--- Begin DOCUMENT SECTION ---
What Do We Want From Reviews?

Recently, I have been reading reviews - on blogs, on Goodreads, on Amazon - for specific books and becoming quite frustrated. Which led me to ask on Twitter, "Does no-one else read reviews to find out more about a story?", to which I got more responses than I expected, and I realised that a lot of us actually want very different things from reviews.

A good number of years back, I discovered three Aussie blogs that I absolutely adored; Eleusinian Mysteries, Saz101, and Read Me Bookmark Me Love Me, all of which are sadly no longer running. Run by Brodie, Sarah, and Lisa, these blogs were everything. They're reviews were fun and full of passion, but they also wrote long, detailed reviews that answered every question I could ask. Loving their reviews, my review style changed. I didn't copy their review style, my reviews are very much me, but my reviews got longer, more detailed. The reviews I have from before discovering these blogs are pretty crap, but they're still here, if you wanted to look back far enough.

But these bloggers changed the way I wrote reviews because they solidified what I want from reviews - I started writing the reviews I wanted to read. When I read reviews, I want them to talk about the book. I don't want a review where, take away the description the reviewer has taken from Goodreads, etc., I wouldn't have a clue what the book was about. Yes, I want to know what the reviewer thought of the book, but their thoughts aren't enough. That reviewer isn't me, and whether they liked or didn't like a book or not - because, yes, even negative reviews can garner a book new readers, as it's all subjective - isn't going to tell me if this is a book I should pick up, not if I am not told anything about it.
--- End DOCUMENT SECTION ---
--- Begin RECORDS SUPPLIED ---
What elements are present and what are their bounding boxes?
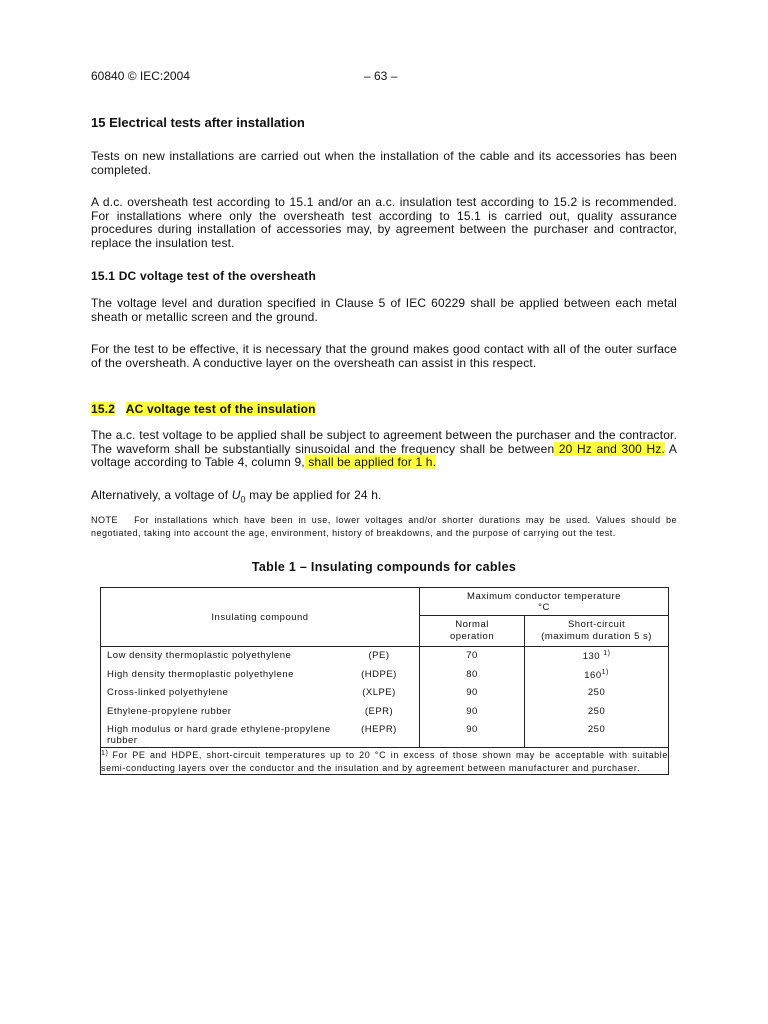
paragraph-text: The a.c. test voltage to be applied shall be subject to agreement between the purchaser and the contractor. The waveform shall be substantially sinusoidal and the frequency shall be between (91, 428, 677, 456)
compound-abbreviation: (HEPR) (361, 724, 397, 735)
symbol-u: U (231, 488, 241, 502)
normal-value: 90 (466, 724, 478, 735)
header-short-line-1: Short-circuit (567, 619, 626, 630)
normal-value: 90 (466, 687, 478, 698)
table-row (101, 649, 419, 668)
symbol-subscript: 0 (240, 494, 246, 505)
header-short-circuit (525, 616, 669, 647)
note (91, 514, 677, 539)
insulating-compounds-table (100, 587, 669, 775)
page-number: – 63 – (364, 69, 398, 83)
document-reference: 60840 © IEC:2004 (91, 69, 190, 83)
short-value: 160 (584, 669, 602, 681)
table-row (101, 705, 419, 724)
paragraph-text: Alternatively, a voltage of (91, 488, 232, 502)
normal-value: 70 (466, 650, 478, 661)
normal-value: 90 (466, 705, 478, 717)
short-circuit-value (525, 649, 668, 668)
footnote-mark: 1) (101, 750, 109, 757)
footnote-ref: 1) (601, 668, 609, 676)
short-circuit-value (525, 705, 668, 724)
short-value: 250 (587, 724, 606, 735)
compound-name: Cross-linked polyethylene (107, 687, 229, 698)
heading-number: 15.2 (91, 402, 116, 416)
short-circuit-column (525, 647, 669, 748)
subsection-15-2-paragraph-2 (91, 489, 677, 507)
footnote-text: For PE and HDPE, short-circuit temperatures up to 20 °C in excess of those shown may be acceptable with suitable semi-conducting layers over the conductor and the insulation and by agreement between manufacturer and purchaser. (101, 750, 668, 773)
subsection-15-1-paragraph-2: For the test to be effective, it is necessary that the ground makes good contact with all of the outer surface of the oversheath. A conductive layer on the oversheath can assist in this respect. (91, 342, 677, 370)
compound-abbreviation: (XLPE) (362, 687, 396, 698)
heading-title: AC voltage test of the insulation (125, 402, 316, 416)
paragraph-text: A voltage according to Table 4, column 9, (91, 441, 677, 469)
compound-abbreviation: (EPR) (364, 705, 394, 717)
normal-operation-column (420, 647, 525, 748)
paragraph-text: may be applied for 24 h. (245, 488, 382, 502)
compound-column (101, 647, 420, 748)
table-footnote (101, 748, 669, 775)
subsection-15-1-paragraph-1: The voltage level and duration specified in Clause 5 of IEC 60229 shall be applied between each metal sheath or metallic screen and the ground. (91, 296, 677, 324)
header-max-temperature (420, 588, 669, 616)
table-row (101, 723, 419, 747)
highlight-frequency: 20 Hz and 300 Hz. (554, 441, 665, 456)
short-circuit-value (525, 723, 668, 747)
subsection-heading-15-1: 15.1 DC voltage test of the oversheath (91, 269, 316, 283)
section-paragraph-2: A d.c. oversheath test according to 15.1 and/or an a.c. insulation test according to 15.2 is recommended. For installations where only the oversheath test according to 15.1 is carried out, quality assurance procedures during installation of accessories may, by agreement between the purchaser and contractor, replace the insulation test. (91, 195, 677, 250)
note-text: For installations which have been in use, lower voltages and/or shorter durations may be used. Values should be negotiated, taking into account the age, environment, history of breakdowns, and the purpose of carrying out the test. (91, 515, 677, 538)
short-value: 130 (582, 651, 601, 662)
header-normal-line-1: Normal (455, 619, 489, 630)
compound-name: High modulus or hard grade ethylene-propylene rubber (107, 724, 331, 746)
subsection-15-2-paragraph-1 (91, 429, 677, 470)
subsection-heading-15-2 (91, 402, 316, 416)
short-circuit-value (525, 686, 668, 705)
header-unit: °C (538, 601, 550, 613)
normal-value: 80 (466, 668, 478, 680)
short-value: 250 (587, 687, 606, 698)
section-paragraph-1: Tests on new installations are carried out when the installation of the cable and its accessories has been completed. (91, 149, 677, 177)
compound-name: Low density thermoplastic polyethylene (107, 650, 292, 661)
compound-abbreviation: (PE) (368, 650, 390, 661)
short-value: 250 (587, 705, 606, 717)
compound-name: High density thermoplastic polyethylene (107, 668, 294, 680)
header-compound: Insulating compound (101, 588, 420, 647)
short-circuit-value (525, 668, 668, 687)
table-row (101, 686, 419, 705)
header-short-line-2: (maximum duration 5 s) (541, 631, 652, 642)
note-label: NOTE (91, 515, 119, 525)
compound-abbreviation: (HDPE) (361, 668, 397, 680)
highlight-duration: shall be applied for 1 h. (304, 455, 437, 469)
table-caption: Table 1 – Insulating compounds for cables (251, 560, 517, 574)
table-row (101, 668, 419, 687)
header-normal-line-2: operation (449, 631, 495, 642)
compound-name: Ethylene-propylene rubber (107, 705, 232, 717)
header-max-temperature-label: Maximum conductor temperature (467, 590, 621, 602)
footnote-ref: 1) (603, 650, 611, 657)
section-heading: 15 Electrical tests after installation (91, 115, 305, 130)
header-normal-operation (420, 616, 525, 647)
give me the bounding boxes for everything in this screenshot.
--- End RECORDS SUPPLIED ---
**EXERCISES:**
A: Write out the post about reviews from the words "Recently, I have" through the words "things from reviews.", substituting "Mastodon" for "Twitter".
B: Copy these lines from the entries word for word, starting at the line that contains "paragraph-text: The a.c." and stopping after the line that contains "paragraph-text: Alternatively, a".
The post about reviews and the entries have nothing to do with each other.

**PER-TASK OUTPUTS:**
A:
Recently, I have been reading reviews - on blogs, on Goodreads, on Amazon - for specific books and becoming quite frustrated. Which led me to ask on Mastodon, "Does no-one else read reviews to find out more about a story?", to which I got more responses than I expected, and I realised that a lot of us actually want very different things from reviews.

B:
paragraph-text: The a.c. test voltage to be applied shall be subject to agreement between the purchaser and the contractor. The waveform shall be substantially sinusoidal and the frequency shall be between (91, 428, 677, 456)
compound-abbreviation: (HEPR) (361, 724, 397, 735)
symbol-u: U (231, 488, 241, 502)
normal-value: 90 (466, 724, 478, 735)
header-short-line-1: Short-circuit (567, 619, 626, 630)
normal-value: 90 (466, 687, 478, 698)
table-row (101, 649, 419, 668)
symbol-subscript: 0 (240, 494, 246, 505)
header-short-circuit (525, 616, 669, 647)
note (91, 514, 677, 539)
insulating-compounds-table (100, 587, 669, 775)
page-number: – 63 – (364, 69, 398, 83)
document-reference: 60840 © IEC:2004 (91, 69, 190, 83)
short-value: 160 (584, 669, 602, 681)
table-row (101, 705, 419, 724)
paragraph-text: Alternatively, a voltage of (91, 488, 232, 502)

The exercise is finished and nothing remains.